* PROBLEM STATEMENT
Take from the listing each line that has the string "Animation".

_ _ _ _ _ _ _

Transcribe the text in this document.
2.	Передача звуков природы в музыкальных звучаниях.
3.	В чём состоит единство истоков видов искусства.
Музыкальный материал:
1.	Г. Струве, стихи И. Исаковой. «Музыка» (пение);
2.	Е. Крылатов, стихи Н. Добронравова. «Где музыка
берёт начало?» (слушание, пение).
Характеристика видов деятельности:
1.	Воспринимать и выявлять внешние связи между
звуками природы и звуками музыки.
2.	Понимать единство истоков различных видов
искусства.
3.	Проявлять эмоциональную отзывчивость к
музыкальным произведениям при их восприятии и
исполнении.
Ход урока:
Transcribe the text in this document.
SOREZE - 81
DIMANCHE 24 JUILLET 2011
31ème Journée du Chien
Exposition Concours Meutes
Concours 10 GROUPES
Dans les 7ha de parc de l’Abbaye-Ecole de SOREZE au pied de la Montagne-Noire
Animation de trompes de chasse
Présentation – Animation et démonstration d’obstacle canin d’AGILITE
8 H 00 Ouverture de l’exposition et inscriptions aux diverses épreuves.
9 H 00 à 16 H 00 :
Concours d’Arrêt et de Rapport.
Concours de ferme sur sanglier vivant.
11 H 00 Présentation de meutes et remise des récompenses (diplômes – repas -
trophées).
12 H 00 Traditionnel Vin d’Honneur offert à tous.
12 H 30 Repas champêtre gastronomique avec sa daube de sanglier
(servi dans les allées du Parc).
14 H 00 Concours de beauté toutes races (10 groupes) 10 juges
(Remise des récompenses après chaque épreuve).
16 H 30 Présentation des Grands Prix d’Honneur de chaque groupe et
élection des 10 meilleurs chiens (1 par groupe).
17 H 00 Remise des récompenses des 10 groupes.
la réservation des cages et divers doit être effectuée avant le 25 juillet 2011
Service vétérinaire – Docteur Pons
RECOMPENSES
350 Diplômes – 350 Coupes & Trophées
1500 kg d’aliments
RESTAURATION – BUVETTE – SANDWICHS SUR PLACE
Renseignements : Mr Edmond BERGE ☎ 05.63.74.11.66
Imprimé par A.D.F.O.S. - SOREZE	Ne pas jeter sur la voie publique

_ _ _ _ _ _ _

* EXERCISE RESULT
Animation de trompes de chasse
Présentation – Animation et démonstration d’obstacle canin d’AGILITE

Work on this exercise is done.